TO DO: Tally how many lines of these entries hold the string "Октябрьское". Return the number alone.

STORED ROWS:
** Start **
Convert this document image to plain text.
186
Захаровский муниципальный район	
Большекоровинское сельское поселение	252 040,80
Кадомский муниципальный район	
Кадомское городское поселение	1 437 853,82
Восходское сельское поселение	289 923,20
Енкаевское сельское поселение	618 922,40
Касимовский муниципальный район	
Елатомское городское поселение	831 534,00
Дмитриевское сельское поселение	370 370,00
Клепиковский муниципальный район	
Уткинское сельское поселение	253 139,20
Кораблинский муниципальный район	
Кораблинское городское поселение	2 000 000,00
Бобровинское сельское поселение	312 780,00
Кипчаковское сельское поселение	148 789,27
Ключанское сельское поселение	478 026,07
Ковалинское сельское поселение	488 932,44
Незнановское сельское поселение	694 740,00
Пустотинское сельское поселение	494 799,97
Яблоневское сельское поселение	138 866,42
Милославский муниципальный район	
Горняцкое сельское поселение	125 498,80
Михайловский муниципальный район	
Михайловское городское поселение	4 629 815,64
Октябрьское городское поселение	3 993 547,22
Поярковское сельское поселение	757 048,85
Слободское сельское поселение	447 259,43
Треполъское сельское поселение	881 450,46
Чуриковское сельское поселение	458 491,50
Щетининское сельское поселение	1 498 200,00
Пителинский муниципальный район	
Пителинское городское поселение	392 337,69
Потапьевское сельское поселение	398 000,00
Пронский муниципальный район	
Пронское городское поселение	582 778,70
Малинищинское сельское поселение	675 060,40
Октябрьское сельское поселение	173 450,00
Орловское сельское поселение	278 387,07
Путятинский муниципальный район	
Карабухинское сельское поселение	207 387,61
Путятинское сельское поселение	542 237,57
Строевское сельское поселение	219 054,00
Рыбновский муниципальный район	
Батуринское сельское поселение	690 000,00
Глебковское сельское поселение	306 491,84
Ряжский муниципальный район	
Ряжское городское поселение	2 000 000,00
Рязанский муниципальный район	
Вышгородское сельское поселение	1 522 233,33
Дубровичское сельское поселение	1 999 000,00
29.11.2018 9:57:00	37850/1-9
** End **
REPLY TO THE TASK: 2